Dataset entries

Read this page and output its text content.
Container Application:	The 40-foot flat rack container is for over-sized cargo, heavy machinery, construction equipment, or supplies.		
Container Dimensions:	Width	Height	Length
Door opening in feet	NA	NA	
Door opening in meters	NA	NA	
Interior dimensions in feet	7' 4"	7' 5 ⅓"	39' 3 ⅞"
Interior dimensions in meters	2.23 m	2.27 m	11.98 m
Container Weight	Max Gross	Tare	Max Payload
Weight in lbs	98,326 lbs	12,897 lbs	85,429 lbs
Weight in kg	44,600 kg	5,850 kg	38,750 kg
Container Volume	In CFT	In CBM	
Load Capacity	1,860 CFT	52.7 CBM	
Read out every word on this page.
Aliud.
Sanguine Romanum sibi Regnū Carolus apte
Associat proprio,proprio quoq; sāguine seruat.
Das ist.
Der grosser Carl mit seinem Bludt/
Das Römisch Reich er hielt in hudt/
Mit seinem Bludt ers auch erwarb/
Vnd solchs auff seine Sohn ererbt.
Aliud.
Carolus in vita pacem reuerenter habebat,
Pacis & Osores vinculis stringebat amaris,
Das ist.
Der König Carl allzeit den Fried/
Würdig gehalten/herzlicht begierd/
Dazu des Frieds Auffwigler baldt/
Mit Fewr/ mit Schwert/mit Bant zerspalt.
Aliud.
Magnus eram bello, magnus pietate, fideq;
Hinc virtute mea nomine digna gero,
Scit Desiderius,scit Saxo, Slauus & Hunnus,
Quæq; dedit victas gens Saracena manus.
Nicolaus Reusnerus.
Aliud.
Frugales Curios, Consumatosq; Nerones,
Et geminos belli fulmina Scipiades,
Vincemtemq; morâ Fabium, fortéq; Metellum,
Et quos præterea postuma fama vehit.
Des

- Required work
Go through the material above line by line and copy it exactly.

- Problem solution
Read this page and output its text content.
Container Application:	The 40-foot flat rack container is for over-sized cargo, heavy machinery, construction equipment, or supplies.		
Container Dimensions:	Width	Height	Length
Door opening in feet	NA	NA	
Door opening in meters	NA	NA	
Interior dimensions in feet	7' 4"	7' 5 ⅓"	39' 3 ⅞"
Interior dimensions in meters	2.23 m	2.27 m	11.98 m
Container Weight	Max Gross	Tare	Max Payload
Weight in lbs	98,326 lbs	12,897 lbs	85,429 lbs
Weight in kg	44,600 kg	5,850 kg	38,750 kg
Container Volume	In CFT	In CBM	
Load Capacity	1,860 CFT	52.7 CBM	
Read out every word on this page.
Aliud.
Sanguine Romanum sibi Regnū Carolus apte
Associat proprio,proprio quoq; sāguine seruat.
Das ist.
Der grosser Carl mit seinem Bludt/
Das Römisch Reich er hielt in hudt/
Mit seinem Bludt ers auch erwarb/
Vnd solchs auff seine Sohn ererbt.
Aliud.
Carolus in vita pacem reuerenter habebat,
Pacis & Osores vinculis stringebat amaris,
Das ist.
Der König Carl allzeit den Fried/
Würdig gehalten/herzlicht begierd/
Dazu des Frieds Auffwigler baldt/
Mit Fewr/ mit Schwert/mit Bant zerspalt.
Aliud.
Magnus eram bello, magnus pietate, fideq;
Hinc virtute mea nomine digna gero,
Scit Desiderius,scit Saxo, Slauus & Hunnus,
Quæq; dedit victas gens Saracena manus.
Nicolaus Reusnerus.
Aliud.
Frugales Curios, Consumatosq; Nerones,
Et geminos belli fulmina Scipiades,
Vincemtemq; morâ Fabium, fortéq; Metellum,
Et quos præterea postuma fama vehit.
Des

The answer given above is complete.